Extract every line of the material that holds the string "right".

Data extracted from a collection:
== == ==

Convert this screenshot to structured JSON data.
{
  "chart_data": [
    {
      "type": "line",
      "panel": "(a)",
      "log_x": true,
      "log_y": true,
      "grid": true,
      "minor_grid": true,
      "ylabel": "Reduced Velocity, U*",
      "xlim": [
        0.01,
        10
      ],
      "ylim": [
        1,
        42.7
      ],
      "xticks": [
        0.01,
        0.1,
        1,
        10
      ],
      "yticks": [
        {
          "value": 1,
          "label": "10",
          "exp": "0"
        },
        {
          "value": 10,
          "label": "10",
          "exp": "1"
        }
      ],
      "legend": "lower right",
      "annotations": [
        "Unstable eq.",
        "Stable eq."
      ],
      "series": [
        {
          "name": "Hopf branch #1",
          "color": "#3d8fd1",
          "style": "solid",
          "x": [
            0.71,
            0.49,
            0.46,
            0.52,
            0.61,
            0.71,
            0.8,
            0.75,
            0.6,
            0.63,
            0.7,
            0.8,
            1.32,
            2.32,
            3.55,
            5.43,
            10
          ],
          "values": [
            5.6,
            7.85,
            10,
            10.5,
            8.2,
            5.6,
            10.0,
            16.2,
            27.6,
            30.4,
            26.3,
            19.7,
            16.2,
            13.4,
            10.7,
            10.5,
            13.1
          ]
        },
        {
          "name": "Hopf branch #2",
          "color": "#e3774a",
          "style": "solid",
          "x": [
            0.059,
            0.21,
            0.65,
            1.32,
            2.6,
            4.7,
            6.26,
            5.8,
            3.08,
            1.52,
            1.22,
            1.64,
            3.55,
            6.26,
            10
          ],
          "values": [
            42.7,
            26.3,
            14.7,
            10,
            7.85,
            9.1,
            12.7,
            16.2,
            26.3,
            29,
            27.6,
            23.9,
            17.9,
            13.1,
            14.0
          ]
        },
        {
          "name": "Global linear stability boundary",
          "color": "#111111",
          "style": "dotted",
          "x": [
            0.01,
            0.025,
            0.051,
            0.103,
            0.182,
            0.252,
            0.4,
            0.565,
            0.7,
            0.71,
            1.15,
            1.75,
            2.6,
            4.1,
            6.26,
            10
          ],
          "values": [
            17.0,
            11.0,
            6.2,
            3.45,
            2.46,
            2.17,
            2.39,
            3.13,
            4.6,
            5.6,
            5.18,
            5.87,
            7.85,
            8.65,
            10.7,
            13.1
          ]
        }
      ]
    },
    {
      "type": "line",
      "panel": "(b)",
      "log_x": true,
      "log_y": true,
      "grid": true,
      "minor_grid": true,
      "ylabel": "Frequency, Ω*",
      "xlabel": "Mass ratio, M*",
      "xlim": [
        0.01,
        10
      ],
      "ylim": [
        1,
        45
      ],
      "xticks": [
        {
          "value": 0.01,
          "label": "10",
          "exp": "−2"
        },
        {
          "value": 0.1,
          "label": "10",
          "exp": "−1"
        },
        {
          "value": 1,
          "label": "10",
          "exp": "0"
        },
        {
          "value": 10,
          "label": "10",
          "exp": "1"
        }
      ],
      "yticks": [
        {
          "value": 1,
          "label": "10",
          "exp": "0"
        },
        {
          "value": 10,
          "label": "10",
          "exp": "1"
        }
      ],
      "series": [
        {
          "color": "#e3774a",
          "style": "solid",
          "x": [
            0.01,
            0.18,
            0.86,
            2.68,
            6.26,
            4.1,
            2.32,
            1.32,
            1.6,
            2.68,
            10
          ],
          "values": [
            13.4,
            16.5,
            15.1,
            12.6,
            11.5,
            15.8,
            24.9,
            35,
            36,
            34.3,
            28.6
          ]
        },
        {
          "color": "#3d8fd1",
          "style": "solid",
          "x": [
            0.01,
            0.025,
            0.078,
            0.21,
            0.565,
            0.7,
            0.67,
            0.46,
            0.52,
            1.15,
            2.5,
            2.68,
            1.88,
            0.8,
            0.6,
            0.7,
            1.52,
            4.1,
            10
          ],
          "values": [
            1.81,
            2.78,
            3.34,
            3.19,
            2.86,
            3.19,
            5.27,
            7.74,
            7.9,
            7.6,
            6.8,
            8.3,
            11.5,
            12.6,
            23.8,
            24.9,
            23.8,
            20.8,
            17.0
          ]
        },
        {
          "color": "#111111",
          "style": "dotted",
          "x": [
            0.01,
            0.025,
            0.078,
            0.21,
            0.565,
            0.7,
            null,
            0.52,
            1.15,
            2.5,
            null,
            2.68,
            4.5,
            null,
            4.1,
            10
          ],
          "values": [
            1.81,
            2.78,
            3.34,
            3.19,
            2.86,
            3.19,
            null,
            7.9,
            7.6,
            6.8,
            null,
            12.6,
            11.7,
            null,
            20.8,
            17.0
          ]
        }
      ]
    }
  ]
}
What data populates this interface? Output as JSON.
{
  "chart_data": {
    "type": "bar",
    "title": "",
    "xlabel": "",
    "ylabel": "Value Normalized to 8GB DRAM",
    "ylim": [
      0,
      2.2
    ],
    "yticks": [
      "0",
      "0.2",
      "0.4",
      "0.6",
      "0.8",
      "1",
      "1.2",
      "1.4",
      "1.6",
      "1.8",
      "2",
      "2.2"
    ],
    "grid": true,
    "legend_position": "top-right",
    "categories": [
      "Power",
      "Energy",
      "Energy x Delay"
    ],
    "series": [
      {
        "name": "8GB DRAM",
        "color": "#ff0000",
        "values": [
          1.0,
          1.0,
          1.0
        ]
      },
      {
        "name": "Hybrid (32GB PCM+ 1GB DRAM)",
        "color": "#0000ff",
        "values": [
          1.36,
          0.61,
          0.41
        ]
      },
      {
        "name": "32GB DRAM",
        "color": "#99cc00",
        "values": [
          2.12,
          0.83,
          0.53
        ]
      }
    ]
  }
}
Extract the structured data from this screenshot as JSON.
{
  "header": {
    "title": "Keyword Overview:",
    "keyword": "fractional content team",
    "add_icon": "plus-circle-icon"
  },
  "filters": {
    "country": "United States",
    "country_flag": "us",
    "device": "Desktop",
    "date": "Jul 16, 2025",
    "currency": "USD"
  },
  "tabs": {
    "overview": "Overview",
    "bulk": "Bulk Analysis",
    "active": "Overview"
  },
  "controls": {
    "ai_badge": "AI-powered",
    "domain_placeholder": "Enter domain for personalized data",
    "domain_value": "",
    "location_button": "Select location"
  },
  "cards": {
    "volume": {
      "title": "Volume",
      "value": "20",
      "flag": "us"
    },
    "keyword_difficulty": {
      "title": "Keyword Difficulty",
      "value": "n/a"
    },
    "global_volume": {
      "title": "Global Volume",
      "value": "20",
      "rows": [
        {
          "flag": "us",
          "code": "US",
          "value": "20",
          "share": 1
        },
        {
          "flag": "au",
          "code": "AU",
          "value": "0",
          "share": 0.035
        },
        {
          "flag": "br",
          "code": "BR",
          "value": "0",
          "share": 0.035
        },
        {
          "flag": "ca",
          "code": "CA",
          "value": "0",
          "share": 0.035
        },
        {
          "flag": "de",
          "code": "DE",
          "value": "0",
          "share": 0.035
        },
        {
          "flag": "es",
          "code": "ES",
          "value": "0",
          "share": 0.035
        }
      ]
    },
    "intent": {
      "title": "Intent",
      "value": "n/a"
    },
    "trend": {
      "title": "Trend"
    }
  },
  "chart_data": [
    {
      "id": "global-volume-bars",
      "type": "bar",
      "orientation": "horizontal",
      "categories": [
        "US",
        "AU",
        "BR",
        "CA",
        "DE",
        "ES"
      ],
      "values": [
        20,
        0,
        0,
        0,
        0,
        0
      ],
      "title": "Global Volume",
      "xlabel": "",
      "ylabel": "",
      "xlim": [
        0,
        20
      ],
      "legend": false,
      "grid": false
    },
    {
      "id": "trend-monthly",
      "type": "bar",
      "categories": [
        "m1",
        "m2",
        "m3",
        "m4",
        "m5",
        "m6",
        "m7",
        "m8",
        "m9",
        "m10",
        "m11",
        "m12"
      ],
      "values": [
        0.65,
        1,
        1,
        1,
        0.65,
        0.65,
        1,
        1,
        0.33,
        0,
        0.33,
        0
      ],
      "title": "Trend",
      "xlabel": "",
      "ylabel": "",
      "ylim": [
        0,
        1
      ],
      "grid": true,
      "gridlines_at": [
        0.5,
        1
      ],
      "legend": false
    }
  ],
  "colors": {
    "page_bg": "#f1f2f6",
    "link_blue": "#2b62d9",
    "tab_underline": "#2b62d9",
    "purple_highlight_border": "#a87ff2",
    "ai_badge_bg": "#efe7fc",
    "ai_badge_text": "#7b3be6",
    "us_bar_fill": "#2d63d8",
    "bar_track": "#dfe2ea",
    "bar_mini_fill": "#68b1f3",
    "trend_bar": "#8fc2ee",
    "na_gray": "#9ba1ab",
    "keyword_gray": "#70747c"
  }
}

== == ==

_Full response_
      "legend": "lower right",
    "legend_position": "top-right",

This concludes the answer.